* start *

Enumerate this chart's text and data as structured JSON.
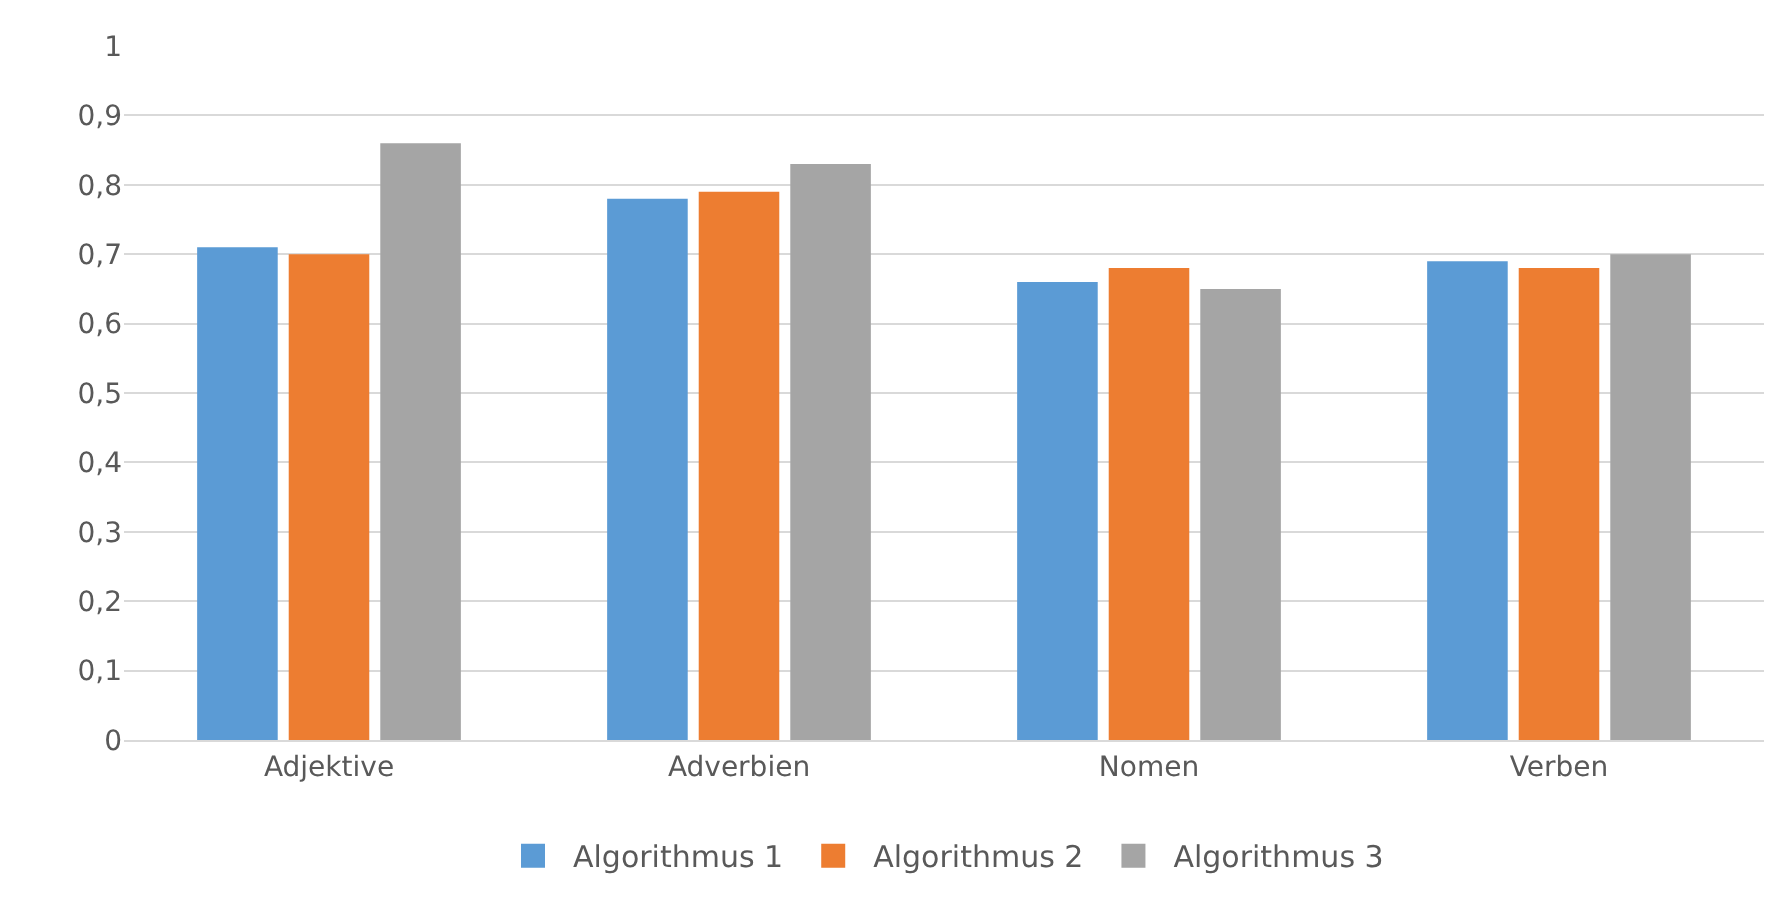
{
  "chart_data": {
    "type": "bar",
    "categories": [
      "Adjektive",
      "Adverbien",
      "Nomen",
      "Verben"
    ],
    "series": [
      {
        "name": "Algorithmus 1",
        "color": "#5b9bd5",
        "values": [
          0.71,
          0.78,
          0.66,
          0.69
        ]
      },
      {
        "name": "Algorithmus 2",
        "color": "#ed7d31",
        "values": [
          0.7,
          0.79,
          0.68,
          0.68
        ]
      },
      {
        "name": "Algorithmus 3",
        "color": "#a5a5a5",
        "values": [
          0.86,
          0.83,
          0.65,
          0.7
        ]
      }
    ],
    "ylim": [
      0,
      1
    ],
    "yticks": [
      0,
      {
        "value": 0.1,
        "label": "0,1"
      },
      {
        "value": 0.2,
        "label": "0,2"
      },
      {
        "value": 0.3,
        "label": "0,3"
      },
      {
        "value": 0.4,
        "label": "0,4"
      },
      {
        "value": 0.5,
        "label": "0,5"
      },
      {
        "value": 0.6,
        "label": "0,6"
      },
      {
        "value": 0.7,
        "label": "0,7"
      },
      {
        "value": 0.8,
        "label": "0,8"
      },
      {
        "value": 0.9,
        "label": "0,9"
      },
      1
    ],
    "grid": "y",
    "legend": "bottom"
  }
}
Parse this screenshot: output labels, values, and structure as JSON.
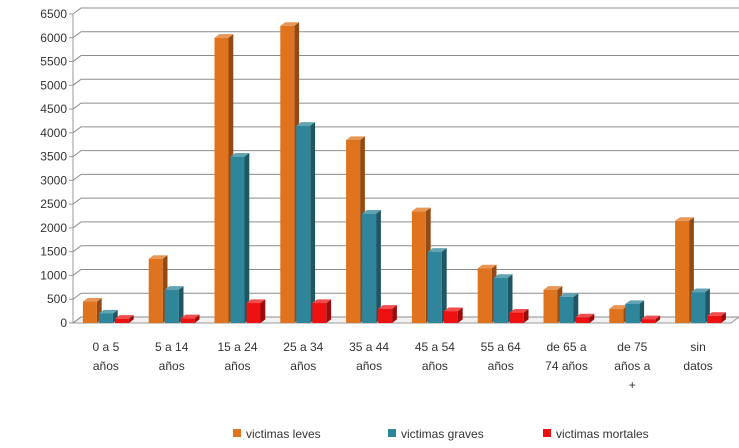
{
  "chart_data": {
    "type": "bar",
    "title": "",
    "xlabel": "",
    "ylabel": "",
    "ylim": [
      0,
      6500
    ],
    "yticks": [
      0,
      500,
      1000,
      1500,
      2000,
      2500,
      3000,
      3500,
      4000,
      4500,
      5000,
      5500,
      6000,
      6500
    ],
    "grid": true,
    "legend_position": "bottom",
    "categories": [
      [
        "0 a 5",
        "años"
      ],
      [
        "5 a 14",
        "años"
      ],
      [
        "15 a 24",
        "años"
      ],
      [
        "25 a 34",
        "años"
      ],
      [
        "35 a 44",
        "años"
      ],
      [
        "45 a 54",
        "años"
      ],
      [
        "55 a 64",
        "años"
      ],
      [
        "de 65 a",
        "74 años"
      ],
      [
        "de 75",
        "años a",
        "+"
      ],
      [
        "sin",
        "datos"
      ]
    ],
    "series": [
      {
        "name": "victimas leves",
        "color": "#e0731e",
        "values": [
          450,
          1350,
          6000,
          6250,
          3850,
          2350,
          1150,
          700,
          300,
          2150
        ]
      },
      {
        "name": "victimas graves",
        "color": "#2f8599",
        "values": [
          200,
          700,
          3500,
          4150,
          2300,
          1500,
          950,
          550,
          400,
          650
        ]
      },
      {
        "name": "victimas mortales",
        "color": "#ee1111",
        "values": [
          90,
          100,
          420,
          420,
          300,
          250,
          220,
          120,
          80,
          150
        ]
      }
    ]
  }
}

* end *

• [EXERCISE GOAL]:
Without the pictures, write out all of the material exactly.

• [FULL SOLUTION]:
Enumerate this chart's text and data as structured JSON.
{
  "chart_data": {
    "type": "bar",
    "categories": [
      "Adjektive",
      "Adverbien",
      "Nomen",
      "Verben"
    ],
    "series": [
      {
        "name": "Algorithmus 1",
        "color": "#5b9bd5",
        "values": [
          0.71,
          0.78,
          0.66,
          0.69
        ]
      },
      {
        "name": "Algorithmus 2",
        "color": "#ed7d31",
        "values": [
          0.7,
          0.79,
          0.68,
          0.68
        ]
      },
      {
        "name": "Algorithmus 3",
        "color": "#a5a5a5",
        "values": [
          0.86,
          0.83,
          0.65,
          0.7
        ]
      }
    ],
    "ylim": [
      0,
      1
    ],
    "yticks": [
      0,
      {
        "value": 0.1,
        "label": "0,1"
      },
      {
        "value": 0.2,
        "label": "0,2"
      },
      {
        "value": 0.3,
        "label": "0,3"
      },
      {
        "value": 0.4,
        "label": "0,4"
      },
      {
        "value": 0.5,
        "label": "0,5"
      },
      {
        "value": 0.6,
        "label": "0,6"
      },
      {
        "value": 0.7,
        "label": "0,7"
      },
      {
        "value": 0.8,
        "label": "0,8"
      },
      {
        "value": 0.9,
        "label": "0,9"
      },
      1
    ],
    "grid": "y",
    "legend": "bottom"
  }
}
Parse this screenshot: output labels, values, and structure as JSON.
{
  "chart_data": {
    "type": "bar",
    "title": "",
    "xlabel": "",
    "ylabel": "",
    "ylim": [
      0,
      6500
    ],
    "yticks": [
      0,
      500,
      1000,
      1500,
      2000,
      2500,
      3000,
      3500,
      4000,
      4500,
      5000,
      5500,
      6000,
      6500
    ],
    "grid": true,
    "legend_position": "bottom",
    "categories": [
      [
        "0 a 5",
        "años"
      ],
      [
        "5 a 14",
        "años"
      ],
      [
        "15 a 24",
        "años"
      ],
      [
        "25 a 34",
        "años"
      ],
      [
        "35 a 44",
        "años"
      ],
      [
        "45 a 54",
        "años"
      ],
      [
        "55 a 64",
        "años"
      ],
      [
        "de 65 a",
        "74 años"
      ],
      [
        "de 75",
        "años a",
        "+"
      ],
      [
        "sin",
        "datos"
      ]
    ],
    "series": [
      {
        "name": "victimas leves",
        "color": "#e0731e",
        "values": [
          450,
          1350,
          6000,
          6250,
          3850,
          2350,
          1150,
          700,
          300,
          2150
        ]
      },
      {
        "name": "victimas graves",
        "color": "#2f8599",
        "values": [
          200,
          700,
          3500,
          4150,
          2300,
          1500,
          950,
          550,
          400,
          650
        ]
      },
      {
        "name": "victimas mortales",
        "color": "#ee1111",
        "values": [
          90,
          100,
          420,
          420,
          300,
          250,
          220,
          120,
          80,
          150
        ]
      }
    ]
  }
}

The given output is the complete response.